- _Written task_
Hunt for the word "true" across the entries below, copying each line that holds it.

[Dataset records]
↓

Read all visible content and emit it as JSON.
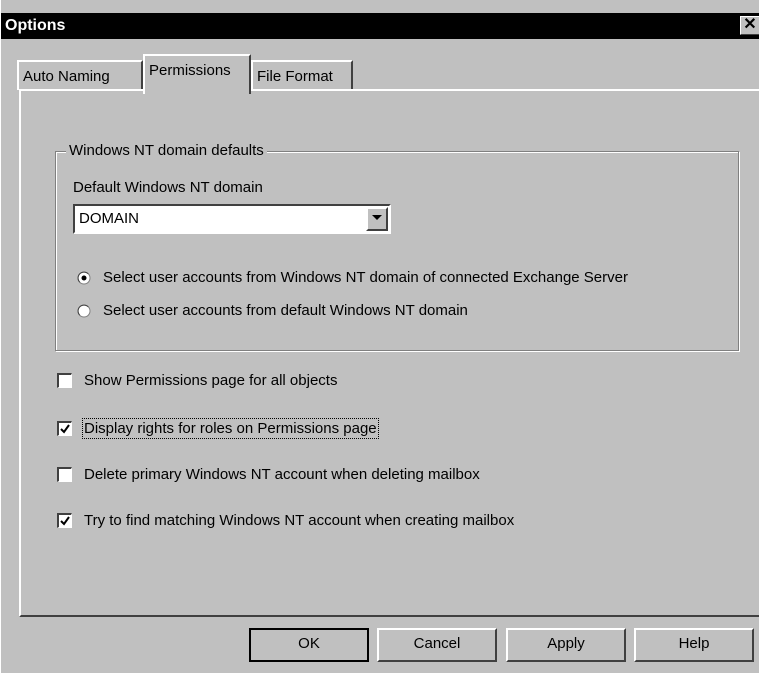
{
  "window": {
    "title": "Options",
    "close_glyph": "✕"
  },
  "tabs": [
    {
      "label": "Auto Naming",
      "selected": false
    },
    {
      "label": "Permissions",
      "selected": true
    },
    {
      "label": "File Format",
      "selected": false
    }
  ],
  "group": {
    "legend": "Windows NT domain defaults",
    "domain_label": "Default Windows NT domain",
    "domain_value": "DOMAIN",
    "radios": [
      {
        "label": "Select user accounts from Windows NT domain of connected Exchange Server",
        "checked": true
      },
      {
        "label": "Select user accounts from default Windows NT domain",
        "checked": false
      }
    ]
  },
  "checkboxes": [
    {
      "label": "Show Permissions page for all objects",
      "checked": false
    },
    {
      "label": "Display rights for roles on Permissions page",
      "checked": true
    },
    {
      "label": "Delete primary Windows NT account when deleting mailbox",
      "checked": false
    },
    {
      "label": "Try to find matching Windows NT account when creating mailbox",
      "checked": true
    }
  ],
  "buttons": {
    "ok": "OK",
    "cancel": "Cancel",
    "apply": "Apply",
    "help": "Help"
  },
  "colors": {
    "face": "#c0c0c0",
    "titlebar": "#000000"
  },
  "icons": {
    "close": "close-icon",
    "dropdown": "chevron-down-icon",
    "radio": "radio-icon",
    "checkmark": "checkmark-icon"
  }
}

↑

- _Final result_
      "selected": true
        "checked": true
      "checked": true
      "checked": true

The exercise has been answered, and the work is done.